**EXCERPT PROVIDED**:

· · ·

Posted by Richard Martin, Apr 14, 2008 06:02 PM

As the National Association of Broadcasters convention gets under way this week in Las Vegas, I can confidently report that the online video space is now in full-on bubble mode.


Streaming video provider Move Networks said today that it has raised $46 million in a C round of venture financing, bringing its total haul since its creation a little over a year ago to $91.3 million. That compares with $86.2 million raised by Brightcove, a Move competitor that provides video platforms to U.K. media companies, including ITV, Channel 4, and guardian.co.uk, and the $160 million that Yahoo paid for Maven Networks earlier this year.

This is to say nothing of Web video software providers like Miro, Joost, Veoh, and Babelgum, or the mobile segment which is getting equally jammed. Last month's CTIA Wireless show was crowded with mobile video providers like MediaFlo, an offshoot of Qualcomm. AT&T just announced that it will finally launch its mobile video service, based on MediaFlo's technology, next month -- a full year behind Verizon Wireless' V-Cast service.

Get the idea? There are too many companies, with too many venture dollars, chasing too few tangible opportunities in this sector. Already a few online video startups, like Instant Media, have gone bust. For all the hype, the Web video game still pretty much starts and ends with YouTube.

· · ·

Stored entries

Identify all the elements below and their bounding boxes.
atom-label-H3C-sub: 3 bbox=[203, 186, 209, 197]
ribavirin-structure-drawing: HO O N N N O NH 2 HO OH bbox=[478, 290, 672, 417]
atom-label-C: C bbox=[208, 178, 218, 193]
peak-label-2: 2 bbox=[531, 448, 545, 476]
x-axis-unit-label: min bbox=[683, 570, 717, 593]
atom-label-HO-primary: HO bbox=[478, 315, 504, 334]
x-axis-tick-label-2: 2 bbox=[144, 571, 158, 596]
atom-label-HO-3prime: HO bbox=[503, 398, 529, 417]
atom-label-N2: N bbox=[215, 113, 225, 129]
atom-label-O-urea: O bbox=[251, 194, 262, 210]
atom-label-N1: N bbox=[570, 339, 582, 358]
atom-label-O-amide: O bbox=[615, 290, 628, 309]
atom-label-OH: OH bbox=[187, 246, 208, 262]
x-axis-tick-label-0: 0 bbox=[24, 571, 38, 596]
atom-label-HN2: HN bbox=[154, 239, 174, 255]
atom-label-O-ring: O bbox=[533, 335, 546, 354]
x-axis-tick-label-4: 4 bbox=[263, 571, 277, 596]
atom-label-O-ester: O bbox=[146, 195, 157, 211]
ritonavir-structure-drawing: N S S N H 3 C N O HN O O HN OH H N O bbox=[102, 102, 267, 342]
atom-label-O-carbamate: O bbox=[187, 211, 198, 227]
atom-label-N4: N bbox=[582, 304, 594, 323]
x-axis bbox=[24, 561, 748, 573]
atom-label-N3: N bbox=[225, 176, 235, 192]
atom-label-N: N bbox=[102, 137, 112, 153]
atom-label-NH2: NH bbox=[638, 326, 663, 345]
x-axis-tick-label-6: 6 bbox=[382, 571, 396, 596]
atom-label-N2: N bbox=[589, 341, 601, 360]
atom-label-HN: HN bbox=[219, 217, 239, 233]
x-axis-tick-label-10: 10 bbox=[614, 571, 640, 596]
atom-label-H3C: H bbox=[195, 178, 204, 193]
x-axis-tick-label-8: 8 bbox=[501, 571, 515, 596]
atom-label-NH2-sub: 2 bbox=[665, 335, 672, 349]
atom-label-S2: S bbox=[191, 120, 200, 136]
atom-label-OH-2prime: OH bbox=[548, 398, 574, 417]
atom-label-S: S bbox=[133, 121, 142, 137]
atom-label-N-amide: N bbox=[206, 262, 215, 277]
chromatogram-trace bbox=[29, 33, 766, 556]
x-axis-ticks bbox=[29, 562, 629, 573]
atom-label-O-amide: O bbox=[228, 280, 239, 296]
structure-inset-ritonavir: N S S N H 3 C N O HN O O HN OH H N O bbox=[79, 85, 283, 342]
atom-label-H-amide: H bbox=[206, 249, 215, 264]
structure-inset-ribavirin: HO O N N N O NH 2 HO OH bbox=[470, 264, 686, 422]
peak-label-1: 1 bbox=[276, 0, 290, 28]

· · ·

**ACTIVITY LIST**:
a – Return the passage from the post on online video that starts at "As the National" and ends at "full-on bubble mode.", copied word for word.
b – Answer these questions using the post on online video:
(i) How much did Move Networks raise in its C round of venture financing?
(ii) Which company did Yahoo pay $160 million for earlier this year?
(iii) What online video startup does the post name as having gone bust?
c – Extend the post on the online video bubble by writing what comes after its final sentence.

**ANSWERS GIVEN**:
a –
As the National Association of Broadcasters convention gets under way this week in Las Vegas, I can confidently report that the online video space is now in full-on bubble mode.

b –
(i) $46 million
(ii) Maven Networks
(iii) Instant Media

c –
At the NAB show, much of the talk for the beleaguered broadcast TV industry will be about new forms of online TV. But the fact is nobody is really making money at this yet.

Don't get me wrong: Web video is definitely coming, and it's going to be huge. Hulu, the joint Web-video venture between NBC Universal and News Corp., just said it has sold out its online ad inventory after being in business for just a month.

But a shakeout looms before the real party begins. Research and consulting firm Convergence Consulting Group just released a report saying that real profits from online video are years away, and advising cable companies and broadcasters not to quit their day jobs.

As one Web broadcasting exhibitor told me at CTIA, "For now, it's still mostly water-skiing squirrels."